Using the material below, copy every line where "Page" appears.
━━━━━━━━━━━━━━━━
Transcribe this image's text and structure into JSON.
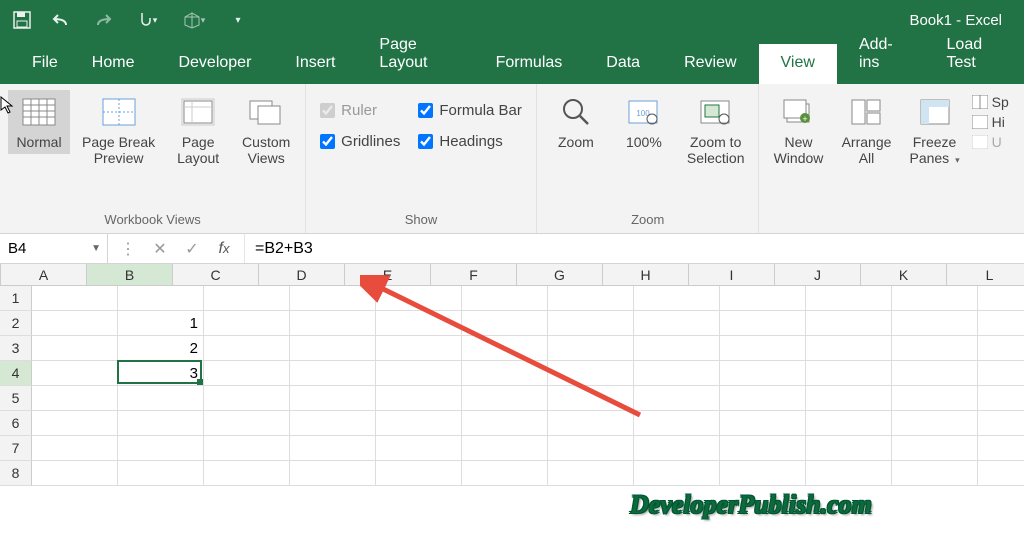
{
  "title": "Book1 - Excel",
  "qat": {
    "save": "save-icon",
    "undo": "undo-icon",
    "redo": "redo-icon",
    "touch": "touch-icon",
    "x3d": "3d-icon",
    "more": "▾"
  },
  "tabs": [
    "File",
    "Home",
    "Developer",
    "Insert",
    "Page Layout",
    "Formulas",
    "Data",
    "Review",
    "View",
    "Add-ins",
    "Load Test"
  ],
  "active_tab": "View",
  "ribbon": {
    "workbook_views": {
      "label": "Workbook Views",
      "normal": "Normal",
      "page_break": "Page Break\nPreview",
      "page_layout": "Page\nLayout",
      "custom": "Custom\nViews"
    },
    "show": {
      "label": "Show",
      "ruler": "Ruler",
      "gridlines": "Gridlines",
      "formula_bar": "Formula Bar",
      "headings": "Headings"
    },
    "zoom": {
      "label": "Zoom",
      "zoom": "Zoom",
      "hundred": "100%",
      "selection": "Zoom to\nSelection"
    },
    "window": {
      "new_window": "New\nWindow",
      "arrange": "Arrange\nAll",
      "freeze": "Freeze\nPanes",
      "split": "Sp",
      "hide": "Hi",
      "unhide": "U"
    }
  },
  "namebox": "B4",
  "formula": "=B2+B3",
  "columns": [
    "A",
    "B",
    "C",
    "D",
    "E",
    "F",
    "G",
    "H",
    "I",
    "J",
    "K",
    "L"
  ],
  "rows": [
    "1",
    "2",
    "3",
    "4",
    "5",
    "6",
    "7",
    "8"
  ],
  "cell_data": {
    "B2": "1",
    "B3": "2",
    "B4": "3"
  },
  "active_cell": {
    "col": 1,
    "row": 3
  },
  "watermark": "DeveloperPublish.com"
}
━━━━━━━━━━━━━━━━
Reply
    "Page Layout",
      "page_break": "Page Break\nPreview",
      "page_layout": "Page\nLayout",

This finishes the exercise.